# Directions
Please transcribe the data below exactly. Leave the pictures out.

** start of Exercise inputs **

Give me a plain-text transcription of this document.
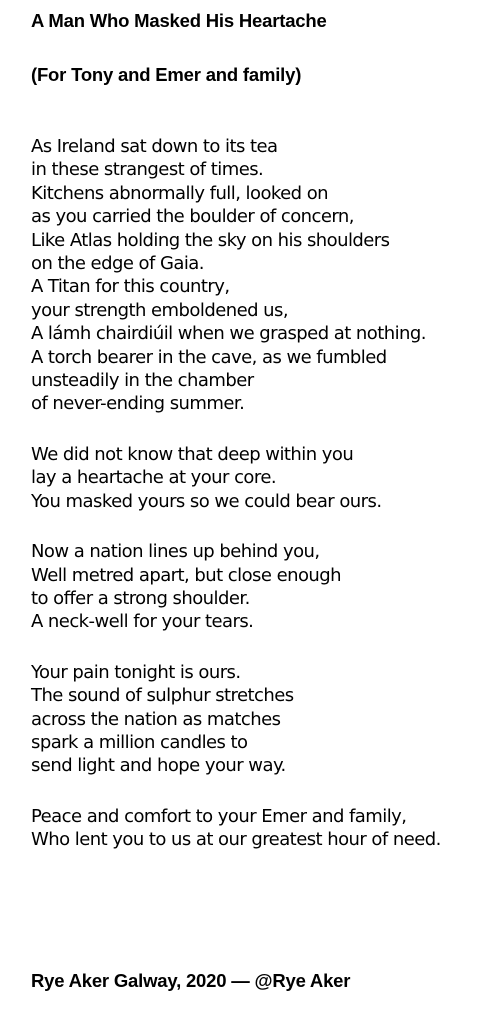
A Man Who Masked His Heartache
(For Tony and Emer and family)
As Ireland sat down to its tea
in these strangest of times.
Kitchens abnormally full, looked on
as you carried the boulder of concern,
Like Atlas holding the sky on his shoulders
on the edge of Gaia.
A Titan for this country,
your strength emboldened us,
A lámh chairdiúil when we grasped at nothing.
A torch bearer in the cave, as we fumbled
unsteadily in the chamber
of never-ending summer.
We did not know that deep within you
lay a heartache at your core.
You masked yours so we could bear ours.
Now a nation lines up behind you,
Well metred apart, but close enough
to offer a strong shoulder.
A neck-well for your tears.
Your pain tonight is ours.
The sound of sulphur stretches
across the nation as matches
spark a million candles to
send light and hope your way.
Peace and comfort to your Emer and family,
Who lent you to us at our greatest hour of need.
Rye Aker Galway, 2020 — @Rye Aker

** end of Exercise inputs **

# Exercise result
Give me a plain-text transcription of this document.
A Man Who Masked His Heartache
(For Tony and Emer and family)
As Ireland sat down to its tea
in these strangest of times.
Kitchens abnormally full, looked on
as you carried the boulder of concern,
Like Atlas holding the sky on his shoulders
on the edge of Gaia.
A Titan for this country,
your strength emboldened us,
A lámh chairdiúil when we grasped at nothing.
A torch bearer in the cave, as we fumbled
unsteadily in the chamber
of never-ending summer.
We did not know that deep within you
lay a heartache at your core.
You masked yours so we could bear ours.
Now a nation lines up behind you,
Well metred apart, but close enough
to offer a strong shoulder.
A neck-well for your tears.
Your pain tonight is ours.
The sound of sulphur stretches
across the nation as matches
spark a million candles to
send light and hope your way.
Peace and comfort to your Emer and family,
Who lent you to us at our greatest hour of need.
Rye Aker Galway, 2020 — @Rye Aker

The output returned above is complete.